## Begin Data extract
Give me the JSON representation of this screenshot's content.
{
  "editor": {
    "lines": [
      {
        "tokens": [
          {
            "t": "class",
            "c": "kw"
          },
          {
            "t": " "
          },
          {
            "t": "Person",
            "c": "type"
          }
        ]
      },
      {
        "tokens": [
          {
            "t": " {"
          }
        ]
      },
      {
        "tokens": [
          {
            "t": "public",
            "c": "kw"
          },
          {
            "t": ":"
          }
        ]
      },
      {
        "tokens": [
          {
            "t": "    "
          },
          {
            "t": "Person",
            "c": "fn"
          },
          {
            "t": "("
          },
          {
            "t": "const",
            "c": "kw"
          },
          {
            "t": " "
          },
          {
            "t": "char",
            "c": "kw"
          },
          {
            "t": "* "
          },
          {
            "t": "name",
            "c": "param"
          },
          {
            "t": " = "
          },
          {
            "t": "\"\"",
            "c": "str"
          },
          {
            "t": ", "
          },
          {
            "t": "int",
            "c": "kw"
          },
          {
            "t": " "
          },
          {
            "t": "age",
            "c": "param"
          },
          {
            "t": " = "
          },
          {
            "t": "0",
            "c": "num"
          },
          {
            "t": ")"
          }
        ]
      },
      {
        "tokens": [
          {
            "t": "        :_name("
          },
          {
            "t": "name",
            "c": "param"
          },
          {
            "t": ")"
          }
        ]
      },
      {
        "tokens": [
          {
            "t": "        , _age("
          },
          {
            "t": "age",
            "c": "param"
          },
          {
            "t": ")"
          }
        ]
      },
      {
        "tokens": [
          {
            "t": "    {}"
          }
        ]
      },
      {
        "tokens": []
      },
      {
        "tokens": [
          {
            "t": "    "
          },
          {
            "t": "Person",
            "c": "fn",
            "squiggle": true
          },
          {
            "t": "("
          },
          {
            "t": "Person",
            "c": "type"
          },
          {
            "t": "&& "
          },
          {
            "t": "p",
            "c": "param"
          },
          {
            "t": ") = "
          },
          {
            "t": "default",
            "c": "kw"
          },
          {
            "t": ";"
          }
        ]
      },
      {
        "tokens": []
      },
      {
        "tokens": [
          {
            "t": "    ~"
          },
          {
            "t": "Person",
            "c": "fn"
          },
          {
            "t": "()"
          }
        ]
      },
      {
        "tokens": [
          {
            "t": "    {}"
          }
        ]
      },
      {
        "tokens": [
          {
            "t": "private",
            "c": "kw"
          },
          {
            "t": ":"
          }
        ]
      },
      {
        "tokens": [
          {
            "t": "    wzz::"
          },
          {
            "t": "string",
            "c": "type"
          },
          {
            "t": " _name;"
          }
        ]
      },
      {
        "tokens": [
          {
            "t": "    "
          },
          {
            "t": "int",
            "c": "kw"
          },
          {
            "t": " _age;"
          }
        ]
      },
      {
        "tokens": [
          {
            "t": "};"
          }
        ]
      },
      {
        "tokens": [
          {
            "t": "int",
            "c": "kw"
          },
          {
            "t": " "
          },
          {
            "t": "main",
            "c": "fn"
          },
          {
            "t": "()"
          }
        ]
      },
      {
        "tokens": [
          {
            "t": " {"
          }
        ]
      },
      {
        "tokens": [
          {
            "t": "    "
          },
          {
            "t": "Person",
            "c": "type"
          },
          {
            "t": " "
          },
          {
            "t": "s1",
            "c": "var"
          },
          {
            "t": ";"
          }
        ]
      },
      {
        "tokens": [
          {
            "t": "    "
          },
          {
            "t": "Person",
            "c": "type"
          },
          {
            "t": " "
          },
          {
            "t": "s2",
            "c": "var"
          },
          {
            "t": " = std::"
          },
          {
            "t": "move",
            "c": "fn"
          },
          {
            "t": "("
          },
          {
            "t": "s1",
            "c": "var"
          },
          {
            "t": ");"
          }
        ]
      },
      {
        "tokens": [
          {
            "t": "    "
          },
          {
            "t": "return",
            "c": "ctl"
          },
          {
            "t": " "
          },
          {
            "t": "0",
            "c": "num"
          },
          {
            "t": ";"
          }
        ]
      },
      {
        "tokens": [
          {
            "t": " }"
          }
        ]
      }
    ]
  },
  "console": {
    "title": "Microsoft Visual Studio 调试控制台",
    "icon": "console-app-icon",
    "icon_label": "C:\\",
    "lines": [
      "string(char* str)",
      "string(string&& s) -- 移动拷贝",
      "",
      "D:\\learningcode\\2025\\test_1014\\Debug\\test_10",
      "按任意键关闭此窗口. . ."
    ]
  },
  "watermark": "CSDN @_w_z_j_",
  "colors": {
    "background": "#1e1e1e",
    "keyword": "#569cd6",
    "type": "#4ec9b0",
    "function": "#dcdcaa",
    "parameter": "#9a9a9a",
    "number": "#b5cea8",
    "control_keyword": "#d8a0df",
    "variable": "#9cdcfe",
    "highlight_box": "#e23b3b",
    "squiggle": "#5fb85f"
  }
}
## End Data extract
• _What to do_
From the listing above, reproduce all the lines exactly.

• _Response to the task_
Give me the JSON representation of this screenshot's content.
{
  "editor": {
    "lines": [
      {
        "tokens": [
          {
            "t": "class",
            "c": "kw"
          },
          {
            "t": " "
          },
          {
            "t": "Person",
            "c": "type"
          }
        ]
      },
      {
        "tokens": [
          {
            "t": " {"
          }
        ]
      },
      {
        "tokens": [
          {
            "t": "public",
            "c": "kw"
          },
          {
            "t": ":"
          }
        ]
      },
      {
        "tokens": [
          {
            "t": "    "
          },
          {
            "t": "Person",
            "c": "fn"
          },
          {
            "t": "("
          },
          {
            "t": "const",
            "c": "kw"
          },
          {
            "t": " "
          },
          {
            "t": "char",
            "c": "kw"
          },
          {
            "t": "* "
          },
          {
            "t": "name",
            "c": "param"
          },
          {
            "t": " = "
          },
          {
            "t": "\"\"",
            "c": "str"
          },
          {
            "t": ", "
          },
          {
            "t": "int",
            "c": "kw"
          },
          {
            "t": " "
          },
          {
            "t": "age",
            "c": "param"
          },
          {
            "t": " = "
          },
          {
            "t": "0",
            "c": "num"
          },
          {
            "t": ")"
          }
        ]
      },
      {
        "tokens": [
          {
            "t": "        :_name("
          },
          {
            "t": "name",
            "c": "param"
          },
          {
            "t": ")"
          }
        ]
      },
      {
        "tokens": [
          {
            "t": "        , _age("
          },
          {
            "t": "age",
            "c": "param"
          },
          {
            "t": ")"
          }
        ]
      },
      {
        "tokens": [
          {
            "t": "    {}"
          }
        ]
      },
      {
        "tokens": []
      },
      {
        "tokens": [
          {
            "t": "    "
          },
          {
            "t": "Person",
            "c": "fn",
            "squiggle": true
          },
          {
            "t": "("
          },
          {
            "t": "Person",
            "c": "type"
          },
          {
            "t": "&& "
          },
          {
            "t": "p",
            "c": "param"
          },
          {
            "t": ") = "
          },
          {
            "t": "default",
            "c": "kw"
          },
          {
            "t": ";"
          }
        ]
      },
      {
        "tokens": []
      },
      {
        "tokens": [
          {
            "t": "    ~"
          },
          {
            "t": "Person",
            "c": "fn"
          },
          {
            "t": "()"
          }
        ]
      },
      {
        "tokens": [
          {
            "t": "    {}"
          }
        ]
      },
      {
        "tokens": [
          {
            "t": "private",
            "c": "kw"
          },
          {
            "t": ":"
          }
        ]
      },
      {
        "tokens": [
          {
            "t": "    wzz::"
          },
          {
            "t": "string",
            "c": "type"
          },
          {
            "t": " _name;"
          }
        ]
      },
      {
        "tokens": [
          {
            "t": "    "
          },
          {
            "t": "int",
            "c": "kw"
          },
          {
            "t": " _age;"
          }
        ]
      },
      {
        "tokens": [
          {
            "t": "};"
          }
        ]
      },
      {
        "tokens": [
          {
            "t": "int",
            "c": "kw"
          },
          {
            "t": " "
          },
          {
            "t": "main",
            "c": "fn"
          },
          {
            "t": "()"
          }
        ]
      },
      {
        "tokens": [
          {
            "t": " {"
          }
        ]
      },
      {
        "tokens": [
          {
            "t": "    "
          },
          {
            "t": "Person",
            "c": "type"
          },
          {
            "t": " "
          },
          {
            "t": "s1",
            "c": "var"
          },
          {
            "t": ";"
          }
        ]
      },
      {
        "tokens": [
          {
            "t": "    "
          },
          {
            "t": "Person",
            "c": "type"
          },
          {
            "t": " "
          },
          {
            "t": "s2",
            "c": "var"
          },
          {
            "t": " = std::"
          },
          {
            "t": "move",
            "c": "fn"
          },
          {
            "t": "("
          },
          {
            "t": "s1",
            "c": "var"
          },
          {
            "t": ");"
          }
        ]
      },
      {
        "tokens": [
          {
            "t": "    "
          },
          {
            "t": "return",
            "c": "ctl"
          },
          {
            "t": " "
          },
          {
            "t": "0",
            "c": "num"
          },
          {
            "t": ";"
          }
        ]
      },
      {
        "tokens": [
          {
            "t": " }"
          }
        ]
      }
    ]
  },
  "console": {
    "title": "Microsoft Visual Studio 调试控制台",
    "icon": "console-app-icon",
    "icon_label": "C:\\",
    "lines": [
      "string(char* str)",
      "string(string&& s) -- 移动拷贝",
      "",
      "D:\\learningcode\\2025\\test_1014\\Debug\\test_10",
      "按任意键关闭此窗口. . ."
    ]
  },
  "watermark": "CSDN @_w_z_j_",
  "colors": {
    "background": "#1e1e1e",
    "keyword": "#569cd6",
    "type": "#4ec9b0",
    "function": "#dcdcaa",
    "parameter": "#9a9a9a",
    "number": "#b5cea8",
    "control_keyword": "#d8a0df",
    "variable": "#9cdcfe",
    "highlight_box": "#e23b3b",
    "squiggle": "#5fb85f"
  }
}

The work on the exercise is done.